* START Provided data *

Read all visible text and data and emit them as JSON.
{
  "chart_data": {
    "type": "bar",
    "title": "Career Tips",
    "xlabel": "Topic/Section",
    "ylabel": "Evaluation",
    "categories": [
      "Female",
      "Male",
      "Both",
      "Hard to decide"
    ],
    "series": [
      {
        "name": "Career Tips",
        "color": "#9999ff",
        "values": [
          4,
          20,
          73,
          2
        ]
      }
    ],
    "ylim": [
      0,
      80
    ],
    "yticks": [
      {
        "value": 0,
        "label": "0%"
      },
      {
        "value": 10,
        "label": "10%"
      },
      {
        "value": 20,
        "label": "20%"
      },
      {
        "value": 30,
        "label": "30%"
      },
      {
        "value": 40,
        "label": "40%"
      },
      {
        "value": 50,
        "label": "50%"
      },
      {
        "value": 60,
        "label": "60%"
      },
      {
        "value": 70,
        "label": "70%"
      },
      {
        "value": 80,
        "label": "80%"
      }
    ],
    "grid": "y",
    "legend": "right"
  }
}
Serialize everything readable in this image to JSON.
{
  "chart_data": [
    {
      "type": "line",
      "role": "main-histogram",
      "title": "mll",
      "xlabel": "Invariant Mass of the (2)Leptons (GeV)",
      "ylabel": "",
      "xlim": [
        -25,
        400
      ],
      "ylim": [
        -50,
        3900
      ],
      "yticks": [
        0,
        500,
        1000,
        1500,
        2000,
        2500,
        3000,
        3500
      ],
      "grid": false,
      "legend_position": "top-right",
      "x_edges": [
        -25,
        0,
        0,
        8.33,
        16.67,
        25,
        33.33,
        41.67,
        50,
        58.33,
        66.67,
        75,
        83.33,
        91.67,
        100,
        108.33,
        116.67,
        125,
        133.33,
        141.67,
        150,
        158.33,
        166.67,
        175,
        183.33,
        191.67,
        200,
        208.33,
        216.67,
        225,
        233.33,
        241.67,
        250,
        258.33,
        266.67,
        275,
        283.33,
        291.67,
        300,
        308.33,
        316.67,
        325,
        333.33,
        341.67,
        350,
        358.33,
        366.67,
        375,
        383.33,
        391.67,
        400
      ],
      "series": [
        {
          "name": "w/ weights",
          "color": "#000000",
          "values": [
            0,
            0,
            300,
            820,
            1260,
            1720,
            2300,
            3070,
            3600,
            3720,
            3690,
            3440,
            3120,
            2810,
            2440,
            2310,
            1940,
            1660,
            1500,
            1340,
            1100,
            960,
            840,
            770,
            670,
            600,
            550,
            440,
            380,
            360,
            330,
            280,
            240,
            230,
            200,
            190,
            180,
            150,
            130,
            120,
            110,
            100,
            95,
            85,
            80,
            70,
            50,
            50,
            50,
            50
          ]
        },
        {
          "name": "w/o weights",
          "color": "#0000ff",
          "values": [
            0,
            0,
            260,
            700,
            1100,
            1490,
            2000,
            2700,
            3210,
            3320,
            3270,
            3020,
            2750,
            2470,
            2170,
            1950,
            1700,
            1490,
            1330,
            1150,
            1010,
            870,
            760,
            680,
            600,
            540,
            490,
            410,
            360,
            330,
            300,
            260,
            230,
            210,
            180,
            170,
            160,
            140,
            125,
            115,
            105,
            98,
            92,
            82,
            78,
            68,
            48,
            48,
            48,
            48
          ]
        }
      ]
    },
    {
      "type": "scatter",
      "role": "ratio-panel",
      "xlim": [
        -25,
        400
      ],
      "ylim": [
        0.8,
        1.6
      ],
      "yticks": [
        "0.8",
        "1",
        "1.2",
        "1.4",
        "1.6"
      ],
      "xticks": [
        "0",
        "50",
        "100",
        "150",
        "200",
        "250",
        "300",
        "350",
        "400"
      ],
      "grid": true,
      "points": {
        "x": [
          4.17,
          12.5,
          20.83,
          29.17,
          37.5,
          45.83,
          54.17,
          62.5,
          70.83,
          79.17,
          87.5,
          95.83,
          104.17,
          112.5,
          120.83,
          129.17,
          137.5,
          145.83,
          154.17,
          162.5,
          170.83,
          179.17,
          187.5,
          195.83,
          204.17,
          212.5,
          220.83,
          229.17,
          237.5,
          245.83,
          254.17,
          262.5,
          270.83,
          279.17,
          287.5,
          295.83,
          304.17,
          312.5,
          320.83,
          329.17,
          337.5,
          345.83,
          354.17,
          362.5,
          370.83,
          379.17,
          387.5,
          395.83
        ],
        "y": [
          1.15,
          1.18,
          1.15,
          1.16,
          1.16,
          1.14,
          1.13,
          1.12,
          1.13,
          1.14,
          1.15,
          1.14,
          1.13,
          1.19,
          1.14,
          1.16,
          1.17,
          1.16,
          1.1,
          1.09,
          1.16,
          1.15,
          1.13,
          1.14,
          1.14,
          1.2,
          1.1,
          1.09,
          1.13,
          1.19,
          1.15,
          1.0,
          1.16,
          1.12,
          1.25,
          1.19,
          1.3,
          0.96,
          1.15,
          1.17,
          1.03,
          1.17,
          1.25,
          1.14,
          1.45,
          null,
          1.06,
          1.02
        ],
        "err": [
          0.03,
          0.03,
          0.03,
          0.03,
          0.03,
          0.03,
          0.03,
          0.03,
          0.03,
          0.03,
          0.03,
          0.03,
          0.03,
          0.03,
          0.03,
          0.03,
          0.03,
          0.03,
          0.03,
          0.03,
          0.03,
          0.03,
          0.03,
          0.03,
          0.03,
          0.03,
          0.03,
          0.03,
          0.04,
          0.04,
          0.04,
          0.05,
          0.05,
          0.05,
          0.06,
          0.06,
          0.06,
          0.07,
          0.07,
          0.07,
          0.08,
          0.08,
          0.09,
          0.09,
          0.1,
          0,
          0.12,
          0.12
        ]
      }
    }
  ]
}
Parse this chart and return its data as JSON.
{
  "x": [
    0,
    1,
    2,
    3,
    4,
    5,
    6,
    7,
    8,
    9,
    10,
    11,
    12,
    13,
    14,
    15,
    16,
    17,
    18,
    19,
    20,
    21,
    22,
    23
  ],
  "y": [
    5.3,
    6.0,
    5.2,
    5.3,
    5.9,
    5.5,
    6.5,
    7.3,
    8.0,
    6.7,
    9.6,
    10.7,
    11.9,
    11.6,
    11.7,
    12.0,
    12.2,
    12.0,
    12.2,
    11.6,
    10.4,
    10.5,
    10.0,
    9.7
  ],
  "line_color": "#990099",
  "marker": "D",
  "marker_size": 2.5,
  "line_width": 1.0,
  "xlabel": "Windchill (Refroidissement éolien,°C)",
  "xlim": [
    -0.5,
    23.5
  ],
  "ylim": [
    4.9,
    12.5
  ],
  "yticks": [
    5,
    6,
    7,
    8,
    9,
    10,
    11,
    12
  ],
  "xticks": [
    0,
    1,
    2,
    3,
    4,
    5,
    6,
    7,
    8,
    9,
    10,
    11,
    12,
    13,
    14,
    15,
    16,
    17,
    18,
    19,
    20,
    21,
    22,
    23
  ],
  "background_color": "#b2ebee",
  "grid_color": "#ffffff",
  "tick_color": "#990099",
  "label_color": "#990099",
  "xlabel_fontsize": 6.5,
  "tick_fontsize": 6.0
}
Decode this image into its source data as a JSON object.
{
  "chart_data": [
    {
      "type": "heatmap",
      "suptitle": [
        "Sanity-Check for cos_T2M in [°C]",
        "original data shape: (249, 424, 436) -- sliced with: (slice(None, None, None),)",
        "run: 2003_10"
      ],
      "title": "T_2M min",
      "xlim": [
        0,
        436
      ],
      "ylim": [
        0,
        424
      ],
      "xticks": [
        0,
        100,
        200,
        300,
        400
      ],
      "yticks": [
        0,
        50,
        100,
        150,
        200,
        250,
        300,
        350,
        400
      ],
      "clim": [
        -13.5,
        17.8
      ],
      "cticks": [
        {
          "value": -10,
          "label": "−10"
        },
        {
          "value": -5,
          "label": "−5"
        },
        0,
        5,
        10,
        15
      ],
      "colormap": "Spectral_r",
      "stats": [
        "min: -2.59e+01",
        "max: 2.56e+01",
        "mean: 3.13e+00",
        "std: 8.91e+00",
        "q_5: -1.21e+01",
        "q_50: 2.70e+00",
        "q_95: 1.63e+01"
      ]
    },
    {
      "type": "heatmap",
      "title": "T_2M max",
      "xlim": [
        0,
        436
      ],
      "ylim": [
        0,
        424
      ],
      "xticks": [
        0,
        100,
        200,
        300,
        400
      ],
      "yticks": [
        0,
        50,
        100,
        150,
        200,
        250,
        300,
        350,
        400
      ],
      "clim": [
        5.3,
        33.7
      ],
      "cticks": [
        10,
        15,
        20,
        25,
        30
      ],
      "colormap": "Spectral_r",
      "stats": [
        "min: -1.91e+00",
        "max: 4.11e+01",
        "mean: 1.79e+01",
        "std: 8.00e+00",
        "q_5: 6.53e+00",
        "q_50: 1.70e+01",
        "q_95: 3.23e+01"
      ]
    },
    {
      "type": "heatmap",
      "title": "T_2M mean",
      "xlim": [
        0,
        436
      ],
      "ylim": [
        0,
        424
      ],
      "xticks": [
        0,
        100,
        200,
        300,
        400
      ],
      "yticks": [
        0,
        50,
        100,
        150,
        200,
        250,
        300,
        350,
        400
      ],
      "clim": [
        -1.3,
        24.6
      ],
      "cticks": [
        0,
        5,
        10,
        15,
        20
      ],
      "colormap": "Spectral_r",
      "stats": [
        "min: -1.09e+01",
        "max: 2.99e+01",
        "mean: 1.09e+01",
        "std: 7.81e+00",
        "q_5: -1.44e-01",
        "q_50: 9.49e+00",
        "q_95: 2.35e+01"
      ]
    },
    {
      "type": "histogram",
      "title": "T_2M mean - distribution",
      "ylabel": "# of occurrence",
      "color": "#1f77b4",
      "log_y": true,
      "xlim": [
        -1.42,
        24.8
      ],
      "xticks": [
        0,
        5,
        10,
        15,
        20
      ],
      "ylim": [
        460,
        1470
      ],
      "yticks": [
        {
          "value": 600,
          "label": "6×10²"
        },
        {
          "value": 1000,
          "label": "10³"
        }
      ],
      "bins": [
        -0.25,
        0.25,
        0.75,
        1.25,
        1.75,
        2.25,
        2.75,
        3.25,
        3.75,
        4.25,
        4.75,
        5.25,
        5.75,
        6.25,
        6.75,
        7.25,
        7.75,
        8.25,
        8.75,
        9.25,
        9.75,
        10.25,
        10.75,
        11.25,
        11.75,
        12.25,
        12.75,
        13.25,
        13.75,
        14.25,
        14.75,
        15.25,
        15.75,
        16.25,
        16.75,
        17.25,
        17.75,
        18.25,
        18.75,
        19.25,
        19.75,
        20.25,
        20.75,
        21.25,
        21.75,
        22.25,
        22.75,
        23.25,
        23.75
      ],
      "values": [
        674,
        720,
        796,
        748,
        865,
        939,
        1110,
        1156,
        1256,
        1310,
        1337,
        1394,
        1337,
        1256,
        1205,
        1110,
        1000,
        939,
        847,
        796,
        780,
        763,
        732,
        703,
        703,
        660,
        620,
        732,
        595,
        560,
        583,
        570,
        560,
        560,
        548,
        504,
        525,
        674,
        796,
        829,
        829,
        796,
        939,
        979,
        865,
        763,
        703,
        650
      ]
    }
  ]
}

* END Provided data *

**What the task asks:**
Give back only a number, the number of lines where the string "type" occurs.

**Response to the exercise:**
7